>> begin WORKING DATA
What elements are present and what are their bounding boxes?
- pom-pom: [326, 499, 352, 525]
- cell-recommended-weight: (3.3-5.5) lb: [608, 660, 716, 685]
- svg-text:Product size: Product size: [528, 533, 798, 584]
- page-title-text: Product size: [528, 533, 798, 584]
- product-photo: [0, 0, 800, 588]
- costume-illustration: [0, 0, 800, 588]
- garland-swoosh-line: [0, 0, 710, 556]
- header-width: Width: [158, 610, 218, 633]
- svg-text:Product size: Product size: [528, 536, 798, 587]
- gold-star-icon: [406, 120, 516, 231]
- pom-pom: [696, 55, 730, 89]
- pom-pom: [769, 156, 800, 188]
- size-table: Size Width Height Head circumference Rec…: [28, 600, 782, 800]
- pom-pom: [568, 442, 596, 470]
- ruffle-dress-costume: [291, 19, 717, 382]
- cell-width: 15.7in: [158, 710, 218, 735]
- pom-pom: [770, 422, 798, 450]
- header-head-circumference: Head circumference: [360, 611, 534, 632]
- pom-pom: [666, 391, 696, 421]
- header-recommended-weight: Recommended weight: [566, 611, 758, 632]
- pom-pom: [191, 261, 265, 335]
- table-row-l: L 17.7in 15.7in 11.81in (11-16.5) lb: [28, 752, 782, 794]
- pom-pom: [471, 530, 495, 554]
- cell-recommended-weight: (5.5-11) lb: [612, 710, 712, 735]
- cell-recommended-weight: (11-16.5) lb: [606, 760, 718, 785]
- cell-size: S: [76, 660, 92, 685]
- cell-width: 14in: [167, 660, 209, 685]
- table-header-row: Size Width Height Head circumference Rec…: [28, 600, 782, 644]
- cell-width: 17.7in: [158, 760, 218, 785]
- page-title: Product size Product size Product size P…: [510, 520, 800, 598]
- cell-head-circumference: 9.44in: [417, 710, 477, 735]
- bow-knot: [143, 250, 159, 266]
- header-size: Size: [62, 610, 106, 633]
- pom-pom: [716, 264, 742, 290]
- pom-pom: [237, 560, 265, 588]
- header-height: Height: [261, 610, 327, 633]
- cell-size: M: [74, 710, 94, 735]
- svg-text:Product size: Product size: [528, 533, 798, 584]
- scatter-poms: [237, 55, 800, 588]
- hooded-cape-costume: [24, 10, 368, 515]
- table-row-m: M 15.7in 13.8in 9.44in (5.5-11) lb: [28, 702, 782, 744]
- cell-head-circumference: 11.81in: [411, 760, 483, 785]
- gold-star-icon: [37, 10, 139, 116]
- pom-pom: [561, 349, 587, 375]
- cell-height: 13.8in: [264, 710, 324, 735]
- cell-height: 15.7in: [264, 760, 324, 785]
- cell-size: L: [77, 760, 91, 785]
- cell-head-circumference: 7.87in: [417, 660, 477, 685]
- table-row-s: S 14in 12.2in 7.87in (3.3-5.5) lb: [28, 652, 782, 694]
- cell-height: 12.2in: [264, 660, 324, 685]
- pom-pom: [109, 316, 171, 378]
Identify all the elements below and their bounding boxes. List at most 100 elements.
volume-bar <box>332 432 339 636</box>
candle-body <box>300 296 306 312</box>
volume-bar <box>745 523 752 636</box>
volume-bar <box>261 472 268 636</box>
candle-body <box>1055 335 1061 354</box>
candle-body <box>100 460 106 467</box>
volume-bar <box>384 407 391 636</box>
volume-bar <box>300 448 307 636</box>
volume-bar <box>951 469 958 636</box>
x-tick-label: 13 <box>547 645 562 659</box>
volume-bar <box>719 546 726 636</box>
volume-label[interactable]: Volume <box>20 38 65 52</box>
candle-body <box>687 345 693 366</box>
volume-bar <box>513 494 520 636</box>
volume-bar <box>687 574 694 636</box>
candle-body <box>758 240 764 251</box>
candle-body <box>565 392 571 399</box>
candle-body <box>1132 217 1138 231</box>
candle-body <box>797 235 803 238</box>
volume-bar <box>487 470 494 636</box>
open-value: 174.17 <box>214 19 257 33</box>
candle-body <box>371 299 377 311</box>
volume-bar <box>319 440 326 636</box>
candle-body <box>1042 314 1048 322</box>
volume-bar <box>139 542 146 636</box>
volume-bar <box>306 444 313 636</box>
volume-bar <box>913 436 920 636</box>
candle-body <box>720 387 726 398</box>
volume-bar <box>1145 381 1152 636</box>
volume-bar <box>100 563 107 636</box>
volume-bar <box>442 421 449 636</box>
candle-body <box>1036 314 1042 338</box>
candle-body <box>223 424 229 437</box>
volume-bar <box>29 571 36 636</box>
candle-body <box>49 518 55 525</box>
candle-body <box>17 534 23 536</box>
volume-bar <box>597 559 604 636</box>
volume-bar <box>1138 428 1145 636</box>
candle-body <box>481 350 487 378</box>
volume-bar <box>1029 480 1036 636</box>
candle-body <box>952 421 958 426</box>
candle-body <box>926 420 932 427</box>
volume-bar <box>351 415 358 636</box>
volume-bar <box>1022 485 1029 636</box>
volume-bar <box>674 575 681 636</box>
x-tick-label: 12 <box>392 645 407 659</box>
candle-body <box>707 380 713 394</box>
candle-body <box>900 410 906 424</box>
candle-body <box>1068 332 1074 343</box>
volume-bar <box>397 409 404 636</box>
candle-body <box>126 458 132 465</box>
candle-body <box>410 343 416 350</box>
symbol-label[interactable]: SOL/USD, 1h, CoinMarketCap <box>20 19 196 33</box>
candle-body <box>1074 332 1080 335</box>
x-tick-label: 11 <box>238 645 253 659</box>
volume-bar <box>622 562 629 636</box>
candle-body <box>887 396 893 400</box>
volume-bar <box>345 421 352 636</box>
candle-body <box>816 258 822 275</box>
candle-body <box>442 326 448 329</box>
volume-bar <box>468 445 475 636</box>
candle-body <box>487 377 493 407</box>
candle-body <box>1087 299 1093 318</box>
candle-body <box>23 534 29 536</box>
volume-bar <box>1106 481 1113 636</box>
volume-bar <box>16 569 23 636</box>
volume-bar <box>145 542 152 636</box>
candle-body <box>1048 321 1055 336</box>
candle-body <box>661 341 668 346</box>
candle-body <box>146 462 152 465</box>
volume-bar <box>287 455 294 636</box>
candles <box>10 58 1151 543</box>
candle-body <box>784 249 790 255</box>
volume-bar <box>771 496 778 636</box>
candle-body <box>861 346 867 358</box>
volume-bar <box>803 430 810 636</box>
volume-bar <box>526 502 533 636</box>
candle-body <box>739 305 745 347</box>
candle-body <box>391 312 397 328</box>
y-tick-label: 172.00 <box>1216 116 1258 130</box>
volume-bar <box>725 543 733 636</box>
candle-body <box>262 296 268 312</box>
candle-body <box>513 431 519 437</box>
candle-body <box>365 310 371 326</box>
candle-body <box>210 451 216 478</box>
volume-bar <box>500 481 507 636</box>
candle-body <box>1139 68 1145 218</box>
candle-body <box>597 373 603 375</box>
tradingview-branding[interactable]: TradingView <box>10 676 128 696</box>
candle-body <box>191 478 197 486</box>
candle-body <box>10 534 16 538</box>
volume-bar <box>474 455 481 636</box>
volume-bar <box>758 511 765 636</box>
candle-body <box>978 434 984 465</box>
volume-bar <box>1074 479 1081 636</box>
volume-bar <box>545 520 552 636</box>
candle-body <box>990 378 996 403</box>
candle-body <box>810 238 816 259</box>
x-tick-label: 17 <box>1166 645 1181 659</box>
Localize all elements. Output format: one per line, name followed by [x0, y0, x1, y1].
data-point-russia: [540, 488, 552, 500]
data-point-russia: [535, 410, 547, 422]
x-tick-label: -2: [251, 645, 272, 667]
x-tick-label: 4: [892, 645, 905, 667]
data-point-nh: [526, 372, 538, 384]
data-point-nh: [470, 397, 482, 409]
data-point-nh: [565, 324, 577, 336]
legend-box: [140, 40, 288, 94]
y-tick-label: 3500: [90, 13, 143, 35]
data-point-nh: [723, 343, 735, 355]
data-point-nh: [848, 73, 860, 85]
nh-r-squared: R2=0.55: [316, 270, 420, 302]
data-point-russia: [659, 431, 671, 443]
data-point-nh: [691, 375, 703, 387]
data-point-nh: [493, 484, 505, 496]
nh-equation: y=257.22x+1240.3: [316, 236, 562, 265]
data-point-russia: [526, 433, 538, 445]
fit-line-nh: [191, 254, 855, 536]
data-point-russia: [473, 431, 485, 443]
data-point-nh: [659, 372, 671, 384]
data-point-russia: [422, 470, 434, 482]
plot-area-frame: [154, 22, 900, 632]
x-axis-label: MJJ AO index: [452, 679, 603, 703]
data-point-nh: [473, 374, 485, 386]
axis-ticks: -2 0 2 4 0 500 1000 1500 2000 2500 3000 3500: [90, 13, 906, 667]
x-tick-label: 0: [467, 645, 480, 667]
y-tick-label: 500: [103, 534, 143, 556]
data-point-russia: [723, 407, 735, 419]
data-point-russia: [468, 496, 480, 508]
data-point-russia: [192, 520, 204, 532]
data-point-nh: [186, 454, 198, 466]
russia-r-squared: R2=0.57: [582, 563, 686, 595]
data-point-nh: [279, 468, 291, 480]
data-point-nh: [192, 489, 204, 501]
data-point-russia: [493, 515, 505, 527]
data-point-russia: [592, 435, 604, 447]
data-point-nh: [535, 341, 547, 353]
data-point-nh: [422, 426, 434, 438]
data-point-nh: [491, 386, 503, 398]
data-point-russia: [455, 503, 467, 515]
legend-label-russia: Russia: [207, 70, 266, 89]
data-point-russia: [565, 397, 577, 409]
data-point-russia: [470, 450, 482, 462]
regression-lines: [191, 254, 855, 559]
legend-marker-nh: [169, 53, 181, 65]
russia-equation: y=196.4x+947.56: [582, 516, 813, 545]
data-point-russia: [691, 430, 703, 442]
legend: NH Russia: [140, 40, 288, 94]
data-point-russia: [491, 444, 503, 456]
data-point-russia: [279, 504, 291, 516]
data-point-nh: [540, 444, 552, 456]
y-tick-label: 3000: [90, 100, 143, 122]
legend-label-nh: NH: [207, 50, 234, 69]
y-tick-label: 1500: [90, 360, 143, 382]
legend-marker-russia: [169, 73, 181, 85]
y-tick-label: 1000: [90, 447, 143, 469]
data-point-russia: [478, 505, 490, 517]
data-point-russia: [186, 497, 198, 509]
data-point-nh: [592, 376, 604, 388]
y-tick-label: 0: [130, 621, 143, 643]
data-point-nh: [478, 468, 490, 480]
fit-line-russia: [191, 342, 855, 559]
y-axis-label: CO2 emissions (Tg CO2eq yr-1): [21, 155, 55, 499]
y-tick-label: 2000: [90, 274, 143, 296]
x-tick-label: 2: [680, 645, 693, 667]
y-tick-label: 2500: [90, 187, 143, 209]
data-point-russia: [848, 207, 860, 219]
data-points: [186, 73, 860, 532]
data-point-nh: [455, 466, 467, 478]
>> end WORKING DATA
## WHAT IS NEEDED
Return everything from the start of the listing down to the line containing "- pom-pom: [191, 261, 265, 335]" as a JSON list of strings, one string per line, leaving out blank lines.

## WRITTEN SOLUTION
[
  "What elements are present and what are their bounding boxes?",
  "- pom-pom: [326, 499, 352, 525]",
  "- cell-recommended-weight: (3.3-5.5) lb: [608, 660, 716, 685]",
  "- svg-text:Product size: Product size: [528, 533, 798, 584]",
  "- page-title-text: Product size: [528, 533, 798, 584]",
  "- product-photo: [0, 0, 800, 588]",
  "- costume-illustration: [0, 0, 800, 588]",
  "- garland-swoosh-line: [0, 0, 710, 556]",
  "- header-width: Width: [158, 610, 218, 633]",
  "- svg-text:Product size: Product size: [528, 536, 798, 587]",
  "- gold-star-icon: [406, 120, 516, 231]",
  "- pom-pom: [696, 55, 730, 89]",
  "- pom-pom: [769, 156, 800, 188]",
  "- size-table: Size Width Height Head circumference Rec…: [28, 600, 782, 800]",
  "- pom-pom: [568, 442, 596, 470]",
  "- ruffle-dress-costume: [291, 19, 717, 382]",
  "- cell-width: 15.7in: [158, 710, 218, 735]",
  "- pom-pom: [770, 422, 798, 450]",
  "- header-head-circumference: Head circumference: [360, 611, 534, 632]",
  "- pom-pom: [666, 391, 696, 421]",
  "- header-recommended-weight: Recommended weight: [566, 611, 758, 632]",
  "- pom-pom: [191, 261, 265, 335]"
]